| Exercise requirements |
Reproduce the listing that follows with no differences at all.

| Data for this exercise |

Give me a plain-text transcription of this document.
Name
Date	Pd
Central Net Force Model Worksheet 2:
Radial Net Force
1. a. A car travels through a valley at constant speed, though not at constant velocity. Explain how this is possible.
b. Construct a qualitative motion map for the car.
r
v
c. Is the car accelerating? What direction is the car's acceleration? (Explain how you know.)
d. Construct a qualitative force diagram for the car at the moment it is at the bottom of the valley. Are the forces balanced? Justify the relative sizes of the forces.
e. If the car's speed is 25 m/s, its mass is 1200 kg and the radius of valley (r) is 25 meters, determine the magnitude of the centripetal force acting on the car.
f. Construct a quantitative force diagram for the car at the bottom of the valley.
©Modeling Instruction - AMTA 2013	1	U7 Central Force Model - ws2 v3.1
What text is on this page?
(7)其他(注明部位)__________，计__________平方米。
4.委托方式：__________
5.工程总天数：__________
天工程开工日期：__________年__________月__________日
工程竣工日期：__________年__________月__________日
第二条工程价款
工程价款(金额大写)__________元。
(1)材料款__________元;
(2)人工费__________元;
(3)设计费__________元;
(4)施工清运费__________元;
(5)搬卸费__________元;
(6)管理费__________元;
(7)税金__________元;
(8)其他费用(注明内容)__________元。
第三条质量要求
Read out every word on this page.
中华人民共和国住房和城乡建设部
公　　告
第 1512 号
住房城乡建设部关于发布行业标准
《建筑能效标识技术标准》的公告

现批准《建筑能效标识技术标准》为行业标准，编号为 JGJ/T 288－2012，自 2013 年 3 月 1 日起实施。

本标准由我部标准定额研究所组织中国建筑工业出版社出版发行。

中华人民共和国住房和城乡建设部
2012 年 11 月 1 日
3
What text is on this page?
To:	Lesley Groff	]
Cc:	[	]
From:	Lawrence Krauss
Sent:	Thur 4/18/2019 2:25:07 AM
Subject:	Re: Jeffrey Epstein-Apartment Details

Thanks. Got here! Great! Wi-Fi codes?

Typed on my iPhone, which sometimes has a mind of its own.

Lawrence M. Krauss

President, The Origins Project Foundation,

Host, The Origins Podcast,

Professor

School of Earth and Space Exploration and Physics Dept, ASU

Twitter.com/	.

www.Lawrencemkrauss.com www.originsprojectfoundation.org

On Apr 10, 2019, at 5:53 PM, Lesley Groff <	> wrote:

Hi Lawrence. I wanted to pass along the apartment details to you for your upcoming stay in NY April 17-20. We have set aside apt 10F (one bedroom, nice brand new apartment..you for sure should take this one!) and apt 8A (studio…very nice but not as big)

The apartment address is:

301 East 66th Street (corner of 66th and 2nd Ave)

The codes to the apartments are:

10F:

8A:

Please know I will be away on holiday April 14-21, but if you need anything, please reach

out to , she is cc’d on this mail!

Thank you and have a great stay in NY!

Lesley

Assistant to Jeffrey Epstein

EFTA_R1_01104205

| Written solution |
Give me a plain-text transcription of this document.
Name
Date	Pd
Central Net Force Model Worksheet 2:
Radial Net Force
1. a. A car travels through a valley at constant speed, though not at constant velocity. Explain how this is possible.
b. Construct a qualitative motion map for the car.
r
v
c. Is the car accelerating? What direction is the car's acceleration? (Explain how you know.)
d. Construct a qualitative force diagram for the car at the moment it is at the bottom of the valley. Are the forces balanced? Justify the relative sizes of the forces.
e. If the car's speed is 25 m/s, its mass is 1200 kg and the radius of valley (r) is 25 meters, determine the magnitude of the centripetal force acting on the car.
f. Construct a quantitative force diagram for the car at the bottom of the valley.
©Modeling Instruction - AMTA 2013	1	U7 Central Force Model - ws2 v3.1
What text is on this page?
(7)其他(注明部位)__________，计__________平方米。
4.委托方式：__________
5.工程总天数：__________
天工程开工日期：__________年__________月__________日
工程竣工日期：__________年__________月__________日
第二条工程价款
工程价款(金额大写)__________元。
(1)材料款__________元;
(2)人工费__________元;
(3)设计费__________元;
(4)施工清运费__________元;
(5)搬卸费__________元;
(6)管理费__________元;
(7)税金__________元;
(8)其他费用(注明内容)__________元。
第三条质量要求
Read out every word on this page.
中华人民共和国住房和城乡建设部
公　　告
第 1512 号
住房城乡建设部关于发布行业标准
《建筑能效标识技术标准》的公告

现批准《建筑能效标识技术标准》为行业标准，编号为 JGJ/T 288－2012，自 2013 年 3 月 1 日起实施。

本标准由我部标准定额研究所组织中国建筑工业出版社出版发行。

中华人民共和国住房和城乡建设部
2012 年 11 月 1 日
3
What text is on this page?
To:	Lesley Groff	]
Cc:	[	]
From:	Lawrence Krauss
Sent:	Thur 4/18/2019 2:25:07 AM
Subject:	Re: Jeffrey Epstein-Apartment Details

Thanks. Got here! Great! Wi-Fi codes?

Typed on my iPhone, which sometimes has a mind of its own.

Lawrence M. Krauss

President, The Origins Project Foundation,

Host, The Origins Podcast,

Professor

School of Earth and Space Exploration and Physics Dept, ASU

Twitter.com/	.

www.Lawrencemkrauss.com www.originsprojectfoundation.org

On Apr 10, 2019, at 5:53 PM, Lesley Groff <	> wrote:

Hi Lawrence. I wanted to pass along the apartment details to you for your upcoming stay in NY April 17-20. We have set aside apt 10F (one bedroom, nice brand new apartment..you for sure should take this one!) and apt 8A (studio…very nice but not as big)

The apartment address is:

301 East 66th Street (corner of 66th and 2nd Ave)

The codes to the apartments are:

10F:

8A:

Please know I will be away on holiday April 14-21, but if you need anything, please reach

out to , she is cc’d on this mail!

Thank you and have a great stay in NY!

Lesley

Assistant to Jeffrey Epstein

EFTA_R1_01104205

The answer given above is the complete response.